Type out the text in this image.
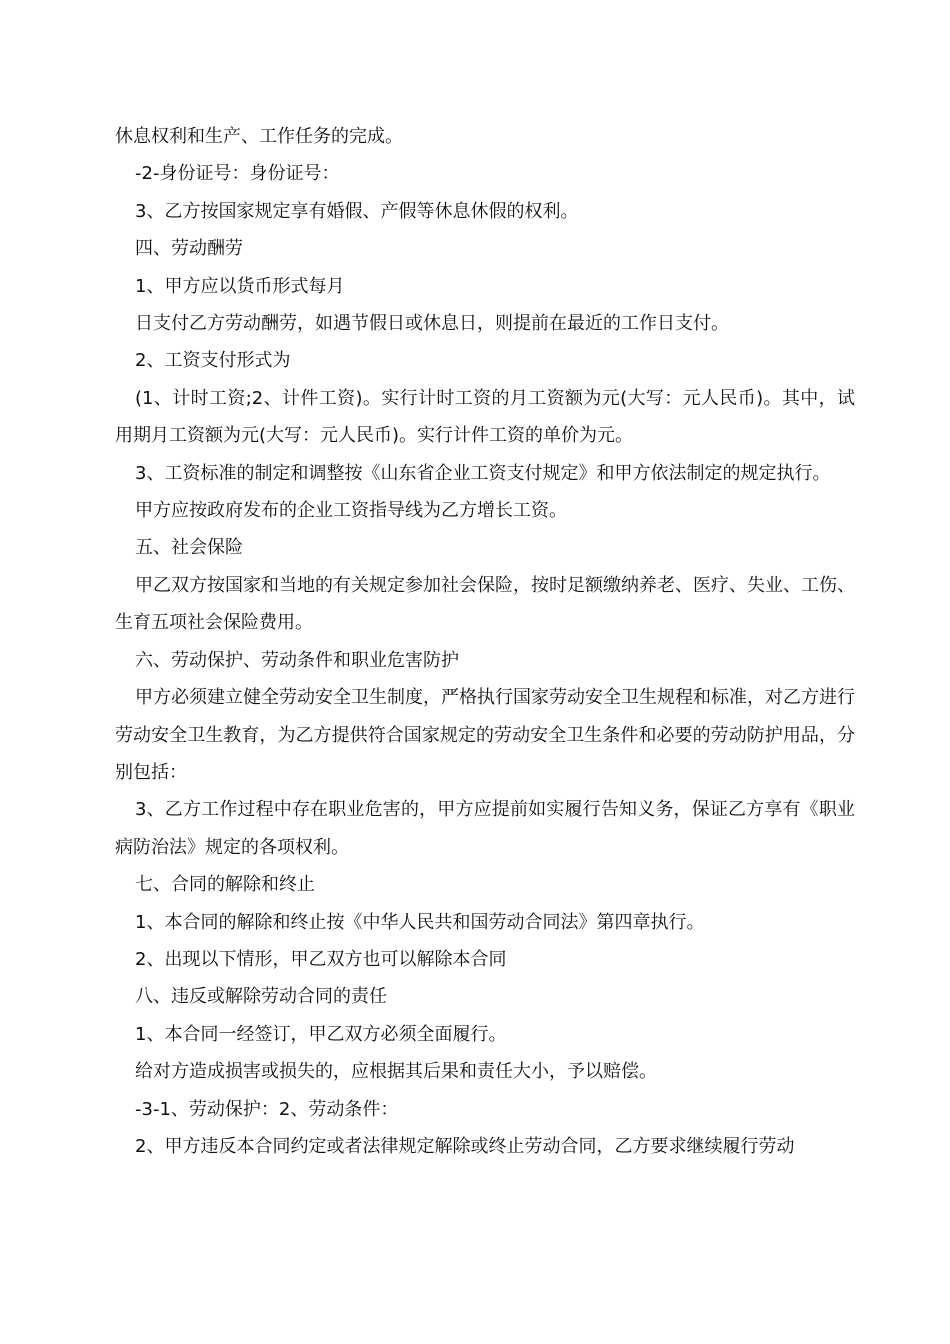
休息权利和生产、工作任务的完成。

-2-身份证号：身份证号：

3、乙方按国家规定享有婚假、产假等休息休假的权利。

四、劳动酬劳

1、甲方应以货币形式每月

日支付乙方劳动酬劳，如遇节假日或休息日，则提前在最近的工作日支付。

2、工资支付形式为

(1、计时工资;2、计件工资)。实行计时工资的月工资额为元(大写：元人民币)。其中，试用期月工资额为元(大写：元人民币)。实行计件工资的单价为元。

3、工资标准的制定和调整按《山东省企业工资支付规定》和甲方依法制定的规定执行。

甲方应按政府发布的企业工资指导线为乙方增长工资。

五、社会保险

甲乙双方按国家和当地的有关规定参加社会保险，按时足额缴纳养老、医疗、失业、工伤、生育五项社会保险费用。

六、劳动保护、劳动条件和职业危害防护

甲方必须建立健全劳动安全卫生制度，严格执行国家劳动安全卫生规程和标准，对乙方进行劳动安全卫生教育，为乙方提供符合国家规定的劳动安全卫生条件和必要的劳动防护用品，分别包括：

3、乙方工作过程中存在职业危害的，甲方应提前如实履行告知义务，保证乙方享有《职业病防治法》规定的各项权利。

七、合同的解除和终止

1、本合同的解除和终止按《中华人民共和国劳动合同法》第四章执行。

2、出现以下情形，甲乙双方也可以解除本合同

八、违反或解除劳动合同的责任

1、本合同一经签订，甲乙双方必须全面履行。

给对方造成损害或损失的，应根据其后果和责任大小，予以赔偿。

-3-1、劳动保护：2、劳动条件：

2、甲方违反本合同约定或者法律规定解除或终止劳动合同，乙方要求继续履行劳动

::::::::::

# Aim
Except for the pictures, copy every line of the records above exactly.

# The solution
Type out the text in this image.
休息权利和生产、工作任务的完成。

-2-身份证号：身份证号：

3、乙方按国家规定享有婚假、产假等休息休假的权利。

四、劳动酬劳

1、甲方应以货币形式每月

日支付乙方劳动酬劳，如遇节假日或休息日，则提前在最近的工作日支付。

2、工资支付形式为

(1、计时工资;2、计件工资)。实行计时工资的月工资额为元(大写：元人民币)。其中，试用期月工资额为元(大写：元人民币)。实行计件工资的单价为元。

3、工资标准的制定和调整按《山东省企业工资支付规定》和甲方依法制定的规定执行。

甲方应按政府发布的企业工资指导线为乙方增长工资。

五、社会保险

甲乙双方按国家和当地的有关规定参加社会保险，按时足额缴纳养老、医疗、失业、工伤、生育五项社会保险费用。

六、劳动保护、劳动条件和职业危害防护

甲方必须建立健全劳动安全卫生制度，严格执行国家劳动安全卫生规程和标准，对乙方进行劳动安全卫生教育，为乙方提供符合国家规定的劳动安全卫生条件和必要的劳动防护用品，分别包括：

3、乙方工作过程中存在职业危害的，甲方应提前如实履行告知义务，保证乙方享有《职业病防治法》规定的各项权利。

七、合同的解除和终止

1、本合同的解除和终止按《中华人民共和国劳动合同法》第四章执行。

2、出现以下情形，甲乙双方也可以解除本合同

八、违反或解除劳动合同的责任

1、本合同一经签订，甲乙双方必须全面履行。

给对方造成损害或损失的，应根据其后果和责任大小，予以赔偿。

-3-1、劳动保护：2、劳动条件：

2、甲方违反本合同约定或者法律规定解除或终止劳动合同，乙方要求继续履行劳动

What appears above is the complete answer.